>> begin

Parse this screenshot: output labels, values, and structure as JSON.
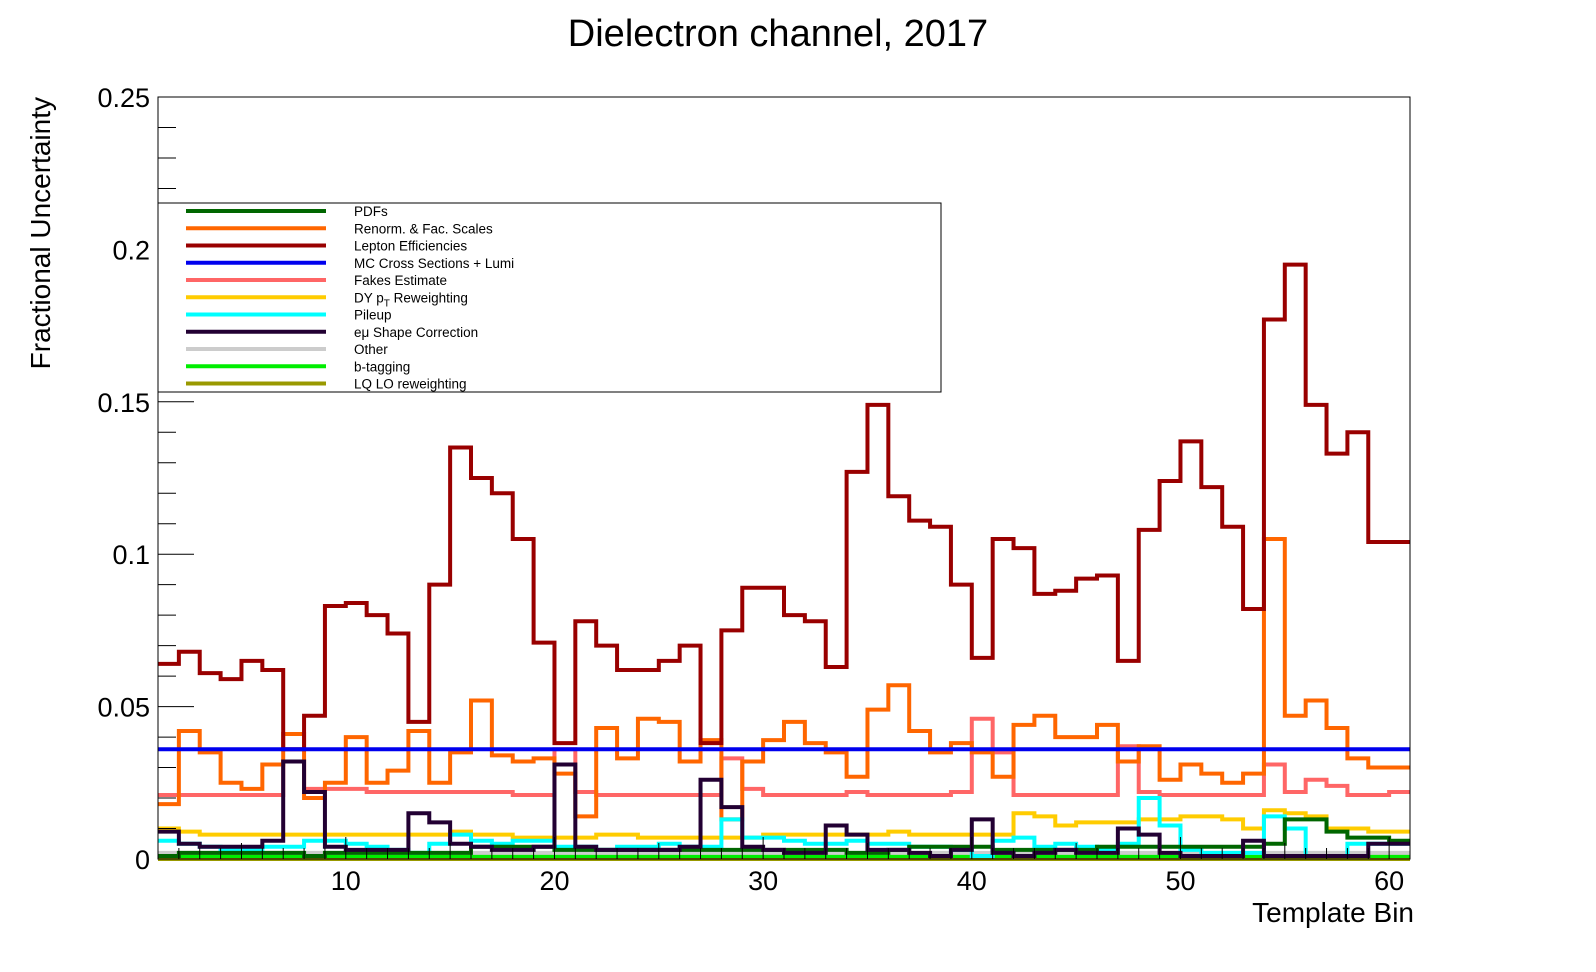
{
  "chart_data": {
    "type": "line",
    "style": "step",
    "title": "Dielectron channel, 2017",
    "xlabel": "Template Bin",
    "ylabel": "Fractional Uncertainty",
    "xlim": [
      1,
      61
    ],
    "ylim": [
      0,
      0.25
    ],
    "xticks": [
      10,
      20,
      30,
      40,
      50,
      60
    ],
    "xtick_labels": [
      "10",
      "20",
      "30",
      "40",
      "50",
      "60"
    ],
    "yticks": [
      0,
      0.05,
      0.1,
      0.15,
      0.2,
      0.25
    ],
    "ytick_labels": [
      "0",
      "0.05",
      "0.1",
      "0.15",
      "0.2",
      "0.25"
    ],
    "grid": false,
    "legend_position": "upper-left",
    "series": [
      {
        "name": "PDFs",
        "color": "#006600",
        "values": [
          0.001,
          0.002,
          0.002,
          0.002,
          0.002,
          0.002,
          0.002,
          0.001,
          0.002,
          0.002,
          0.002,
          0.002,
          0.002,
          0.002,
          0.002,
          0.004,
          0.004,
          0.004,
          0.004,
          0.003,
          0.003,
          0.003,
          0.003,
          0.003,
          0.003,
          0.003,
          0.003,
          0.003,
          0.003,
          0.003,
          0.003,
          0.003,
          0.003,
          0.002,
          0.002,
          0.003,
          0.004,
          0.004,
          0.004,
          0.004,
          0.003,
          0.003,
          0.003,
          0.003,
          0.003,
          0.004,
          0.004,
          0.004,
          0.004,
          0.004,
          0.004,
          0.004,
          0.004,
          0.005,
          0.013,
          0.013,
          0.009,
          0.007,
          0.007,
          0.006
        ]
      },
      {
        "name": "Renorm. & Fac. Scales",
        "color": "#ff6600",
        "values": [
          0.018,
          0.042,
          0.035,
          0.025,
          0.023,
          0.031,
          0.041,
          0.02,
          0.025,
          0.04,
          0.025,
          0.029,
          0.042,
          0.025,
          0.035,
          0.052,
          0.034,
          0.032,
          0.033,
          0.028,
          0.014,
          0.043,
          0.033,
          0.046,
          0.045,
          0.032,
          0.039,
          0.013,
          0.032,
          0.039,
          0.045,
          0.038,
          0.035,
          0.027,
          0.049,
          0.057,
          0.042,
          0.035,
          0.038,
          0.035,
          0.027,
          0.044,
          0.047,
          0.04,
          0.04,
          0.044,
          0.032,
          0.037,
          0.026,
          0.031,
          0.028,
          0.025,
          0.028,
          0.105,
          0.047,
          0.052,
          0.043,
          0.033,
          0.03,
          0.03
        ]
      },
      {
        "name": "Lepton Efficiencies",
        "color": "#990000",
        "values": [
          0.064,
          0.068,
          0.061,
          0.059,
          0.065,
          0.062,
          0.036,
          0.047,
          0.083,
          0.084,
          0.08,
          0.074,
          0.045,
          0.09,
          0.135,
          0.125,
          0.12,
          0.105,
          0.071,
          0.038,
          0.078,
          0.07,
          0.062,
          0.062,
          0.065,
          0.07,
          0.038,
          0.075,
          0.089,
          0.089,
          0.08,
          0.078,
          0.063,
          0.127,
          0.149,
          0.119,
          0.111,
          0.109,
          0.09,
          0.066,
          0.105,
          0.102,
          0.087,
          0.088,
          0.092,
          0.093,
          0.065,
          0.108,
          0.124,
          0.137,
          0.122,
          0.109,
          0.082,
          0.177,
          0.195,
          0.149,
          0.133,
          0.14,
          0.104,
          0.104
        ]
      },
      {
        "name": "MC Cross Sections + Lumi",
        "color": "#0000ee",
        "values": [
          0.036,
          0.036,
          0.036,
          0.036,
          0.036,
          0.036,
          0.036,
          0.036,
          0.036,
          0.036,
          0.036,
          0.036,
          0.036,
          0.036,
          0.036,
          0.036,
          0.036,
          0.036,
          0.036,
          0.036,
          0.036,
          0.036,
          0.036,
          0.036,
          0.036,
          0.036,
          0.036,
          0.036,
          0.036,
          0.036,
          0.036,
          0.036,
          0.036,
          0.036,
          0.036,
          0.036,
          0.036,
          0.036,
          0.036,
          0.036,
          0.036,
          0.036,
          0.036,
          0.036,
          0.036,
          0.036,
          0.036,
          0.036,
          0.036,
          0.036,
          0.036,
          0.036,
          0.036,
          0.036,
          0.036,
          0.036,
          0.036,
          0.036,
          0.036,
          0.036
        ]
      },
      {
        "name": "Fakes Estimate",
        "color": "#ff6666",
        "values": [
          0.021,
          0.021,
          0.021,
          0.021,
          0.021,
          0.021,
          0.032,
          0.023,
          0.023,
          0.023,
          0.022,
          0.022,
          0.022,
          0.022,
          0.022,
          0.022,
          0.022,
          0.021,
          0.021,
          0.036,
          0.022,
          0.021,
          0.021,
          0.021,
          0.021,
          0.021,
          0.021,
          0.033,
          0.023,
          0.021,
          0.021,
          0.021,
          0.021,
          0.022,
          0.021,
          0.021,
          0.021,
          0.021,
          0.022,
          0.046,
          0.035,
          0.021,
          0.021,
          0.021,
          0.021,
          0.021,
          0.037,
          0.022,
          0.021,
          0.021,
          0.021,
          0.021,
          0.021,
          0.031,
          0.022,
          0.026,
          0.024,
          0.021,
          0.021,
          0.022
        ]
      },
      {
        "name": "DY p_T Reweighting",
        "color": "#ffcc00",
        "values": [
          0.01,
          0.009,
          0.008,
          0.008,
          0.008,
          0.008,
          0.008,
          0.008,
          0.008,
          0.008,
          0.008,
          0.008,
          0.008,
          0.008,
          0.009,
          0.008,
          0.008,
          0.007,
          0.007,
          0.007,
          0.007,
          0.008,
          0.008,
          0.007,
          0.007,
          0.007,
          0.007,
          0.007,
          0.007,
          0.008,
          0.008,
          0.008,
          0.008,
          0.008,
          0.008,
          0.009,
          0.008,
          0.008,
          0.008,
          0.008,
          0.008,
          0.015,
          0.014,
          0.011,
          0.012,
          0.012,
          0.012,
          0.013,
          0.013,
          0.014,
          0.014,
          0.013,
          0.01,
          0.016,
          0.015,
          0.014,
          0.01,
          0.01,
          0.009,
          0.009
        ]
      },
      {
        "name": "Pileup",
        "color": "#00ffff",
        "values": [
          0.006,
          0.005,
          0.004,
          0.003,
          0.003,
          0.004,
          0.004,
          0.006,
          0.006,
          0.005,
          0.004,
          0.003,
          0.002,
          0.005,
          0.008,
          0.006,
          0.005,
          0.006,
          0.006,
          0.004,
          0.004,
          0.003,
          0.004,
          0.004,
          0.005,
          0.004,
          0.004,
          0.013,
          0.007,
          0.007,
          0.006,
          0.005,
          0.005,
          0.006,
          0.005,
          0.005,
          0.004,
          0.004,
          0.003,
          0.001,
          0.006,
          0.007,
          0.004,
          0.005,
          0.004,
          0.003,
          0.005,
          0.02,
          0.011,
          0.003,
          0.002,
          0.002,
          0.002,
          0.014,
          0.01,
          0.001,
          0.001,
          0.005,
          0.005,
          0.005
        ]
      },
      {
        "name": "eμ Shape Correction",
        "color": "#220033",
        "values": [
          0.009,
          0.005,
          0.004,
          0.004,
          0.004,
          0.006,
          0.032,
          0.022,
          0.004,
          0.003,
          0.003,
          0.003,
          0.015,
          0.012,
          0.005,
          0.004,
          0.003,
          0.003,
          0.004,
          0.031,
          0.004,
          0.003,
          0.003,
          0.003,
          0.003,
          0.004,
          0.026,
          0.017,
          0.004,
          0.003,
          0.002,
          0.002,
          0.011,
          0.008,
          0.003,
          0.003,
          0.002,
          0.001,
          0.003,
          0.013,
          0.002,
          0.001,
          0.002,
          0.003,
          0.002,
          0.002,
          0.01,
          0.008,
          0.002,
          0.001,
          0.001,
          0.001,
          0.006,
          0.001,
          0.001,
          0.001,
          0.001,
          0.001,
          0.005,
          0.005
        ]
      },
      {
        "name": "Other",
        "color": "#cccccc",
        "values": [
          0.002,
          0.002,
          0.002,
          0.002,
          0.002,
          0.002,
          0.002,
          0.002,
          0.002,
          0.002,
          0.002,
          0.002,
          0.002,
          0.002,
          0.002,
          0.002,
          0.002,
          0.002,
          0.002,
          0.002,
          0.002,
          0.002,
          0.002,
          0.002,
          0.002,
          0.002,
          0.002,
          0.002,
          0.002,
          0.002,
          0.002,
          0.002,
          0.002,
          0.002,
          0.002,
          0.002,
          0.002,
          0.002,
          0.002,
          0.002,
          0.002,
          0.002,
          0.002,
          0.002,
          0.002,
          0.002,
          0.002,
          0.002,
          0.002,
          0.002,
          0.002,
          0.002,
          0.002,
          0.002,
          0.002,
          0.002,
          0.002,
          0.002,
          0.002,
          0.002
        ]
      },
      {
        "name": "b-tagging",
        "color": "#00ee00",
        "values": [
          0.001,
          0.001,
          0.001,
          0.001,
          0.001,
          0.001,
          0.001,
          0.001,
          0.001,
          0.001,
          0.001,
          0.001,
          0.001,
          0.001,
          0.001,
          0.001,
          0.001,
          0.001,
          0.001,
          0.001,
          0.001,
          0.001,
          0.001,
          0.001,
          0.001,
          0.001,
          0.001,
          0.001,
          0.001,
          0.001,
          0.001,
          0.001,
          0.001,
          0.001,
          0.001,
          0.001,
          0.001,
          0.001,
          0.001,
          0.001,
          0.001,
          0.001,
          0.001,
          0.001,
          0.001,
          0.001,
          0.001,
          0.001,
          0.001,
          0.001,
          0.001,
          0.001,
          0.001,
          0.001,
          0.001,
          0.001,
          0.001,
          0.001,
          0.001,
          0.001
        ]
      },
      {
        "name": "LQ LO reweighting",
        "color": "#999900",
        "values": [
          0,
          0,
          0,
          0,
          0,
          0,
          0,
          0,
          0,
          0,
          0,
          0,
          0,
          0,
          0,
          0,
          0,
          0,
          0,
          0,
          0,
          0,
          0,
          0,
          0,
          0,
          0,
          0,
          0,
          0,
          0,
          0,
          0,
          0,
          0,
          0,
          0,
          0,
          0,
          0,
          0,
          0,
          0,
          0,
          0,
          0,
          0,
          0,
          0,
          0,
          0,
          0,
          0,
          0,
          0,
          0,
          0,
          0,
          0,
          0
        ]
      }
    ],
    "legend": [
      {
        "label": "PDFs",
        "color": "#006600"
      },
      {
        "label": "Renorm. & Fac. Scales",
        "color": "#ff6600"
      },
      {
        "label": "Lepton Efficiencies",
        "color": "#990000"
      },
      {
        "label": "MC Cross Sections + Lumi",
        "color": "#0000ee"
      },
      {
        "label": "Fakes Estimate",
        "color": "#ff6666"
      },
      {
        "label": "DY p",
        "sub": "T",
        "label_after": " Reweighting",
        "color": "#ffcc00"
      },
      {
        "label": "Pileup",
        "color": "#00ffff"
      },
      {
        "label": "eμ Shape Correction",
        "color": "#220033"
      },
      {
        "label": "Other",
        "color": "#cccccc"
      },
      {
        "label": "b-tagging",
        "color": "#00ee00"
      },
      {
        "label": "LQ LO reweighting",
        "color": "#999900"
      }
    ]
  }
}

>> end

● **To do**:
Collect every line with the string "Sections" from the records, and copy each.

● **Response to this exercise**:
        "name": "MC Cross Sections + Lumi",
        "label": "MC Cross Sections + Lumi",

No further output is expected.